Your transcription must include every record word for word and no pictures.

● ● ● ●

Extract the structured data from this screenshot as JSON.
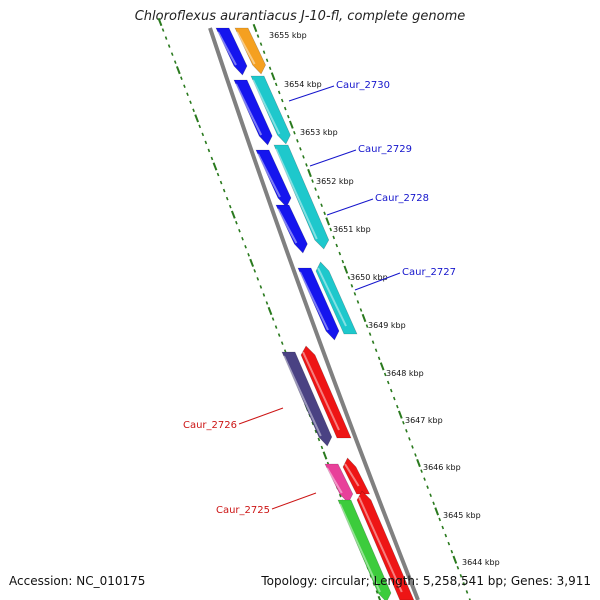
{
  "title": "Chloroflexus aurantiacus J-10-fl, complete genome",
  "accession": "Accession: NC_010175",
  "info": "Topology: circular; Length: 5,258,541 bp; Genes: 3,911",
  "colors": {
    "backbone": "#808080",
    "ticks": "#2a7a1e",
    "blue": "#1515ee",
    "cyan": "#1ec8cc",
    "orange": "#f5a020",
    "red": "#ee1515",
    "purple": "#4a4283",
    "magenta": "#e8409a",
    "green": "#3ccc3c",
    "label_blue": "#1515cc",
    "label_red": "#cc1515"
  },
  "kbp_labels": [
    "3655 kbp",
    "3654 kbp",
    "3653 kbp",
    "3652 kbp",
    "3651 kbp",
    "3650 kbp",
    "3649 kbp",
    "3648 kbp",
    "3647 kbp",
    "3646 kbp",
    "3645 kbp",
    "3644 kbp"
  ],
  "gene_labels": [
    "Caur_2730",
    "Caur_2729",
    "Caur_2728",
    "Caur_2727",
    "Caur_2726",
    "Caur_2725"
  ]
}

● ● ● ●

Solution -
Extract the structured data from this screenshot as JSON.
{
  "title": "Chloroflexus aurantiacus J-10-fl, complete genome",
  "accession": "Accession: NC_010175",
  "info": "Topology: circular; Length: 5,258,541 bp; Genes: 3,911",
  "colors": {
    "backbone": "#808080",
    "ticks": "#2a7a1e",
    "blue": "#1515ee",
    "cyan": "#1ec8cc",
    "orange": "#f5a020",
    "red": "#ee1515",
    "purple": "#4a4283",
    "magenta": "#e8409a",
    "green": "#3ccc3c",
    "label_blue": "#1515cc",
    "label_red": "#cc1515"
  },
  "kbp_labels": [
    "3655 kbp",
    "3654 kbp",
    "3653 kbp",
    "3652 kbp",
    "3651 kbp",
    "3650 kbp",
    "3649 kbp",
    "3648 kbp",
    "3647 kbp",
    "3646 kbp",
    "3645 kbp",
    "3644 kbp"
  ],
  "gene_labels": [
    "Caur_2730",
    "Caur_2729",
    "Caur_2728",
    "Caur_2727",
    "Caur_2726",
    "Caur_2725"
  ]
}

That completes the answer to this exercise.